RECORD EXCERPTS:
"""
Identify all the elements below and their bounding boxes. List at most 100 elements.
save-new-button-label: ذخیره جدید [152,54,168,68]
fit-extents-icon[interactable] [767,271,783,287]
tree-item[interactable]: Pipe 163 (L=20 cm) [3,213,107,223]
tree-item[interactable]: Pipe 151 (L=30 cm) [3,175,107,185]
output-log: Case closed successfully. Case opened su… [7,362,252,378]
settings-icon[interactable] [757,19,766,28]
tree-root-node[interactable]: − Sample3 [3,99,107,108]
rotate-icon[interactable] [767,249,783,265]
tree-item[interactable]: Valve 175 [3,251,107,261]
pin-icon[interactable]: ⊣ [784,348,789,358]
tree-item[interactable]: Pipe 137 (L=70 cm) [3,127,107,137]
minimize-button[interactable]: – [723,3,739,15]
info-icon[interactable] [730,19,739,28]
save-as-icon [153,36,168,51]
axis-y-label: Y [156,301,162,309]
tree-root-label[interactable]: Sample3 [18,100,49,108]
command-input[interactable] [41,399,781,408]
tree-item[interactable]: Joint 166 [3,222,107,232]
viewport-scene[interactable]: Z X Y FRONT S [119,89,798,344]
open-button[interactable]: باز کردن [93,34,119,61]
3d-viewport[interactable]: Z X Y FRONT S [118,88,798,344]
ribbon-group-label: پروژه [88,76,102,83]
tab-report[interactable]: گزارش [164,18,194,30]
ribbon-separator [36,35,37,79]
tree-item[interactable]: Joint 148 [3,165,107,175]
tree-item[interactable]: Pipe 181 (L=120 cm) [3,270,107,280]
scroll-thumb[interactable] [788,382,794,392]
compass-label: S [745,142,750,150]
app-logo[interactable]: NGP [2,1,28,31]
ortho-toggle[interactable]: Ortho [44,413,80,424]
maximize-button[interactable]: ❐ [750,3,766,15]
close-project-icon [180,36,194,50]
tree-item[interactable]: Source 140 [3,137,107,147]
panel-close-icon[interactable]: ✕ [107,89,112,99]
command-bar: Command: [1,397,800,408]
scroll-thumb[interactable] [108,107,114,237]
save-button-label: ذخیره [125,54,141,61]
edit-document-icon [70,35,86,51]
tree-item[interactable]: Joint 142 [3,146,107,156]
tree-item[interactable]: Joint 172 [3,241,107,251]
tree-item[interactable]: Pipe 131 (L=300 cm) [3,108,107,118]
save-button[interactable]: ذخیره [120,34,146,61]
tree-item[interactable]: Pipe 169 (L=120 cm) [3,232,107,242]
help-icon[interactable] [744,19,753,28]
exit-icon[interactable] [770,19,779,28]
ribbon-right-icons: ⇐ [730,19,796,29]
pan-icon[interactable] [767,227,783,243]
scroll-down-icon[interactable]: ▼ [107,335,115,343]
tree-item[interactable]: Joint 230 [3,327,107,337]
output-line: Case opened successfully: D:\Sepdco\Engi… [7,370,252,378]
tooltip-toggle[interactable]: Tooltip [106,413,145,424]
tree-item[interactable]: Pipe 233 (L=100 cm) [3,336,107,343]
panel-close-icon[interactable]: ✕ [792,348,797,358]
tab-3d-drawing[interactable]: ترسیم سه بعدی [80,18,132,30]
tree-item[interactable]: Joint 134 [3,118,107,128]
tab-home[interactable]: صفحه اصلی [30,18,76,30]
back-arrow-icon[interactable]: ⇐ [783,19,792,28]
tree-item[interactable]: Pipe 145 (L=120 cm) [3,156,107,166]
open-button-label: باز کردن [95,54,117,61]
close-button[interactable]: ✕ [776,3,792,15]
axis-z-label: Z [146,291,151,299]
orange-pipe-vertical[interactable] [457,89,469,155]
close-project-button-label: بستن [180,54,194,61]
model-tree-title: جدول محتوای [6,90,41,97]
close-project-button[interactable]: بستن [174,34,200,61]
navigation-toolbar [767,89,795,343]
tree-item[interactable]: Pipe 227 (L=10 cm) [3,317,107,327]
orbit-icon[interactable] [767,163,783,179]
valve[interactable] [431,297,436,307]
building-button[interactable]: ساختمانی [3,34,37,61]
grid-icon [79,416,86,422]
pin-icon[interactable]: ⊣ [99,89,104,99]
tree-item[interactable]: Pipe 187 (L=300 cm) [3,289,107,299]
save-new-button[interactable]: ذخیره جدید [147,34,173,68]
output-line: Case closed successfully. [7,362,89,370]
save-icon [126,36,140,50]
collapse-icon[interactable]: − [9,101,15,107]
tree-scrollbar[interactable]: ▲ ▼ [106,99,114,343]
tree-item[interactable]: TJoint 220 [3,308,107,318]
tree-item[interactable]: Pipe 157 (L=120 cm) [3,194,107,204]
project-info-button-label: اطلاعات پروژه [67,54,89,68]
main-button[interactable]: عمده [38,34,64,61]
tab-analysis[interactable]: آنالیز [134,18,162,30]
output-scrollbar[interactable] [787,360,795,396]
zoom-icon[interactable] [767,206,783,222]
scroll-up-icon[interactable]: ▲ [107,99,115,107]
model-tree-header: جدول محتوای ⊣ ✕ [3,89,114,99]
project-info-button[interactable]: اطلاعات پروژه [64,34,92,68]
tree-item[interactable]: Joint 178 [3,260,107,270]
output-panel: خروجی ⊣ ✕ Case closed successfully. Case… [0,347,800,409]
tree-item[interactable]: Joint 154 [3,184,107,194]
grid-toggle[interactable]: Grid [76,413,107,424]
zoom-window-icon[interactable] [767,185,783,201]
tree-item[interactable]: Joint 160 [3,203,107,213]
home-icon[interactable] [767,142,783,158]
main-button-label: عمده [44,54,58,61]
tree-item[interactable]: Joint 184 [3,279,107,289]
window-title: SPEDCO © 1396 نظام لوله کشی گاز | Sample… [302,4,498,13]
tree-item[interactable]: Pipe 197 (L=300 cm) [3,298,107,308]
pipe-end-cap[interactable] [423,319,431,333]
"""
REQUEST: Starting at the top of the material and going through the line that contains "tree-item[interactable]: Valve 175", write those lines out again with "Pipe" swapped for "Tube" and everything else left unchanged.

FINAL RESULT:
Identify all the elements below and their bounding boxes. List at most 100 elements.
save-new-button-label: ذخیره جدید [152,54,168,68]
fit-extents-icon[interactable] [767,271,783,287]
tree-item[interactable]: Tube 163 (L=20 cm) [3,213,107,223]
tree-item[interactable]: Tube 151 (L=30 cm) [3,175,107,185]
output-log: Case closed successfully. Case opened su… [7,362,252,378]
settings-icon[interactable] [757,19,766,28]
tree-root-node[interactable]: − Sample3 [3,99,107,108]
rotate-icon[interactable] [767,249,783,265]
tree-item[interactable]: Valve 175 [3,251,107,261]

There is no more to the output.